- **WORK TO COMPLETE**: Extract every line where the string "JSON" appears.

** START OF INPUT RECORDS **

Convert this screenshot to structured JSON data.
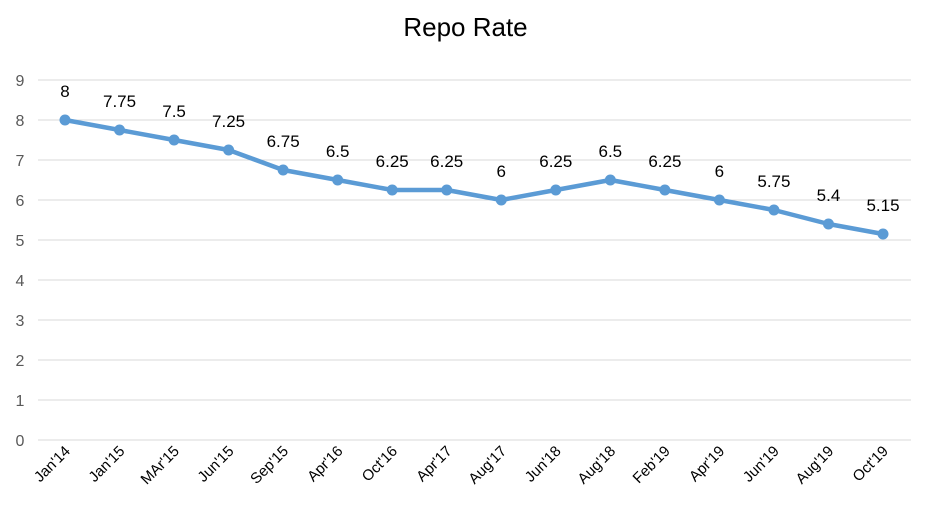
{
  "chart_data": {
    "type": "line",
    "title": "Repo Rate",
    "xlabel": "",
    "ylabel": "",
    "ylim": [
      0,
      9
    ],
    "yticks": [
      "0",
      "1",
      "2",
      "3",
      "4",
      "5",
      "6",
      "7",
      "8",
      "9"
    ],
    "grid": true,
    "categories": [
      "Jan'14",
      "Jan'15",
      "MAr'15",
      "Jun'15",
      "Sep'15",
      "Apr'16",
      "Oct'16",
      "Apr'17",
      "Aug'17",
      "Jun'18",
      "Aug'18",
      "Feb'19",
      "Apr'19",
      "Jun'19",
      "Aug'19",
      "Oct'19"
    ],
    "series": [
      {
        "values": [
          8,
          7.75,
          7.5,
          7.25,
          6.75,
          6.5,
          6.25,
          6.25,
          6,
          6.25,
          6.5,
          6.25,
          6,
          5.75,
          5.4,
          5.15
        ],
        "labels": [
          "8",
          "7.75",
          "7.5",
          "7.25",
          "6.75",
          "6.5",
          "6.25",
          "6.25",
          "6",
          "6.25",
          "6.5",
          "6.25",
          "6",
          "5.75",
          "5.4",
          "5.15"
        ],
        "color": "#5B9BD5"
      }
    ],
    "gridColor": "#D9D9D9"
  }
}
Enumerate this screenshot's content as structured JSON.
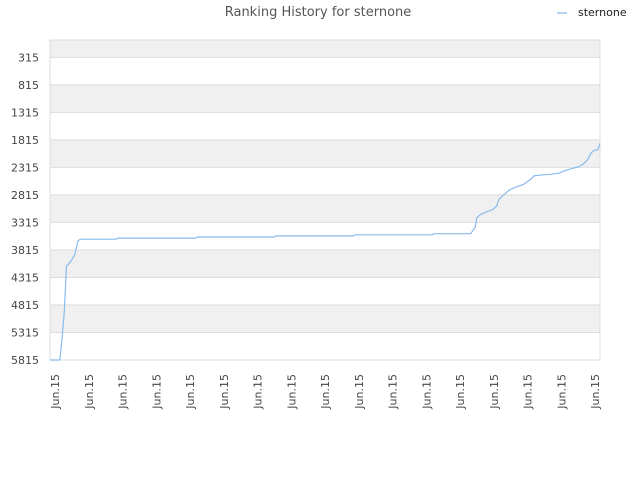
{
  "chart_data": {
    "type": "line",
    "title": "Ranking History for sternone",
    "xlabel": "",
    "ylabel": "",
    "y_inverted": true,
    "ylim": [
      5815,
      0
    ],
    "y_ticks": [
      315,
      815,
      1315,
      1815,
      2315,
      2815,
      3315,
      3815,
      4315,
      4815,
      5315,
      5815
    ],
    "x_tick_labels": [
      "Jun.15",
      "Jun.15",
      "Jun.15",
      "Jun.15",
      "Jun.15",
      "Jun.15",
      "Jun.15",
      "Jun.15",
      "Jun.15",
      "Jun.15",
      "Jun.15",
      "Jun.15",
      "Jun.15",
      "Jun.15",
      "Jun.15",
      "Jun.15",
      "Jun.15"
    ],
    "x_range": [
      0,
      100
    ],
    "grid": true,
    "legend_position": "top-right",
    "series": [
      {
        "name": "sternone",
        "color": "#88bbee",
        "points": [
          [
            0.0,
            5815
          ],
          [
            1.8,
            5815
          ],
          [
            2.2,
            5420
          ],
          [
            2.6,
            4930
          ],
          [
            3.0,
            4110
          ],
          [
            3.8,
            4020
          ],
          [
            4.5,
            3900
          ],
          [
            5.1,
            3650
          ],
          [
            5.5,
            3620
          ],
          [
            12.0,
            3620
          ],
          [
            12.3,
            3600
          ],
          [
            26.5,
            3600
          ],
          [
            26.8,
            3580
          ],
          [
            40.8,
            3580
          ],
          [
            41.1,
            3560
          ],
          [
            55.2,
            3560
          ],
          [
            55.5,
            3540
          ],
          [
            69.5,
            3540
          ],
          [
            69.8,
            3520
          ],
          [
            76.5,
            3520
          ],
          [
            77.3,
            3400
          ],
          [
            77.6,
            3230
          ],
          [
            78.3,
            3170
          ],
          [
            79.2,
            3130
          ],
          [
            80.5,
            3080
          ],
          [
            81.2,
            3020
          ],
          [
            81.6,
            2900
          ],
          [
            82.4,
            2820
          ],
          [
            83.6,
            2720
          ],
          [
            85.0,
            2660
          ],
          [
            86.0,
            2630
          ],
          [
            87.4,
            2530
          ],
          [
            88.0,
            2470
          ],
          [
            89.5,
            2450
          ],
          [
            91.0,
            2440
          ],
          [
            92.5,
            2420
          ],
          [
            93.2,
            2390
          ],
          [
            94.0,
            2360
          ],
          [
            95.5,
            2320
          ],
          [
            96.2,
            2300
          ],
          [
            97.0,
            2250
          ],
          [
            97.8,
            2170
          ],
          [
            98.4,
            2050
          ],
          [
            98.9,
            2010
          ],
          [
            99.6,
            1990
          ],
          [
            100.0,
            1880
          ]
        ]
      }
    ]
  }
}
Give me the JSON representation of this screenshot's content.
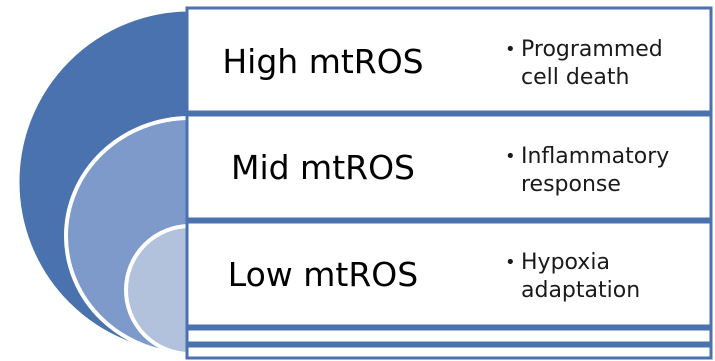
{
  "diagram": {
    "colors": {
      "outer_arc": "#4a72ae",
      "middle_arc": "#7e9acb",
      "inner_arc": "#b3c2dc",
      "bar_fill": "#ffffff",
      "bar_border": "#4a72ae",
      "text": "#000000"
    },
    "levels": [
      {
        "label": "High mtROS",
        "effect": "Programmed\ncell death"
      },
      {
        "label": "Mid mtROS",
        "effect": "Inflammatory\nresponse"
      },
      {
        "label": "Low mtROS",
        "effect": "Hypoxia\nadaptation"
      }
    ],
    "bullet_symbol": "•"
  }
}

** END OF INPUT RECORDS **

- **ANSWER FOR THE TASK**:
Convert this screenshot to structured JSON data.
Enumerate this screenshot's content as structured JSON.
Give me the JSON representation of this screenshot's content.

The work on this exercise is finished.